Start

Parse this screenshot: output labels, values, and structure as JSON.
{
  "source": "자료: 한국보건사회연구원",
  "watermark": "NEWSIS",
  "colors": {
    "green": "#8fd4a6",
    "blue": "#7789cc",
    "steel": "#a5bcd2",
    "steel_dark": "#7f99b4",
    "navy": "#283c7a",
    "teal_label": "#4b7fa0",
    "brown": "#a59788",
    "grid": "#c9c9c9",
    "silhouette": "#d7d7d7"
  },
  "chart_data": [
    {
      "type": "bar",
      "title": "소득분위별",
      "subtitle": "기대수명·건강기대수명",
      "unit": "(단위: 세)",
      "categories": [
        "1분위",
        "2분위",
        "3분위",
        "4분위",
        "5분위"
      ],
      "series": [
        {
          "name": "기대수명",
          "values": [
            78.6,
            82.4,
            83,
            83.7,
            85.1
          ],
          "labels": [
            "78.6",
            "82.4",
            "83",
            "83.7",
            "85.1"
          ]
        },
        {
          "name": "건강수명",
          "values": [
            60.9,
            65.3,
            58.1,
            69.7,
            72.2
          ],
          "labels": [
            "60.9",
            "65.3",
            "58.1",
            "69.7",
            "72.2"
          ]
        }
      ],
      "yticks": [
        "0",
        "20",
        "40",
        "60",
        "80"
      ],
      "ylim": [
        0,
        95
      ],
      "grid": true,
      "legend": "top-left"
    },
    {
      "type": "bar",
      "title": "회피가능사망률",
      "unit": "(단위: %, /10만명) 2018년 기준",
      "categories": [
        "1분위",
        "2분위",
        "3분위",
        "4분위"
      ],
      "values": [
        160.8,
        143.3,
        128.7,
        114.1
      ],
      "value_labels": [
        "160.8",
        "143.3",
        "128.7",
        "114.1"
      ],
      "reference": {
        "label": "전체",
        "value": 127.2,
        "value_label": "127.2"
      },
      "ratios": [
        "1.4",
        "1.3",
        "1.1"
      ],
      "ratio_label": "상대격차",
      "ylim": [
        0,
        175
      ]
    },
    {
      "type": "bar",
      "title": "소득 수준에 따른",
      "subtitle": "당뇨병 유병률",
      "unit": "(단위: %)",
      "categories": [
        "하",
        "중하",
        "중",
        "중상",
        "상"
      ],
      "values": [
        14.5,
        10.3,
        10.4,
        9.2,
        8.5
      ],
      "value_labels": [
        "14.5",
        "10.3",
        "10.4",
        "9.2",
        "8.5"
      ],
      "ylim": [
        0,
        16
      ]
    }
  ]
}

End

• **AIM OF THE EXERCISE**: Take the listing above and set it down exactly.

• **EXERCISE SOLUTION**:
Parse this screenshot: output labels, values, and structure as JSON.
{
  "source": "자료: 한국보건사회연구원",
  "watermark": "NEWSIS",
  "colors": {
    "green": "#8fd4a6",
    "blue": "#7789cc",
    "steel": "#a5bcd2",
    "steel_dark": "#7f99b4",
    "navy": "#283c7a",
    "teal_label": "#4b7fa0",
    "brown": "#a59788",
    "grid": "#c9c9c9",
    "silhouette": "#d7d7d7"
  },
  "chart_data": [
    {
      "type": "bar",
      "title": "소득분위별",
      "subtitle": "기대수명·건강기대수명",
      "unit": "(단위: 세)",
      "categories": [
        "1분위",
        "2분위",
        "3분위",
        "4분위",
        "5분위"
      ],
      "series": [
        {
          "name": "기대수명",
          "values": [
            78.6,
            82.4,
            83,
            83.7,
            85.1
          ],
          "labels": [
            "78.6",
            "82.4",
            "83",
            "83.7",
            "85.1"
          ]
        },
        {
          "name": "건강수명",
          "values": [
            60.9,
            65.3,
            58.1,
            69.7,
            72.2
          ],
          "labels": [
            "60.9",
            "65.3",
            "58.1",
            "69.7",
            "72.2"
          ]
        }
      ],
      "yticks": [
        "0",
        "20",
        "40",
        "60",
        "80"
      ],
      "ylim": [
        0,
        95
      ],
      "grid": true,
      "legend": "top-left"
    },
    {
      "type": "bar",
      "title": "회피가능사망률",
      "unit": "(단위: %, /10만명) 2018년 기준",
      "categories": [
        "1분위",
        "2분위",
        "3분위",
        "4분위"
      ],
      "values": [
        160.8,
        143.3,
        128.7,
        114.1
      ],
      "value_labels": [
        "160.8",
        "143.3",
        "128.7",
        "114.1"
      ],
      "reference": {
        "label": "전체",
        "value": 127.2,
        "value_label": "127.2"
      },
      "ratios": [
        "1.4",
        "1.3",
        "1.1"
      ],
      "ratio_label": "상대격차",
      "ylim": [
        0,
        175
      ]
    },
    {
      "type": "bar",
      "title": "소득 수준에 따른",
      "subtitle": "당뇨병 유병률",
      "unit": "(단위: %)",
      "categories": [
        "하",
        "중하",
        "중",
        "중상",
        "상"
      ],
      "values": [
        14.5,
        10.3,
        10.4,
        9.2,
        8.5
      ],
      "value_labels": [
        "14.5",
        "10.3",
        "10.4",
        "9.2",
        "8.5"
      ],
      "ylim": [
        0,
        16
      ]
    }
  ]
}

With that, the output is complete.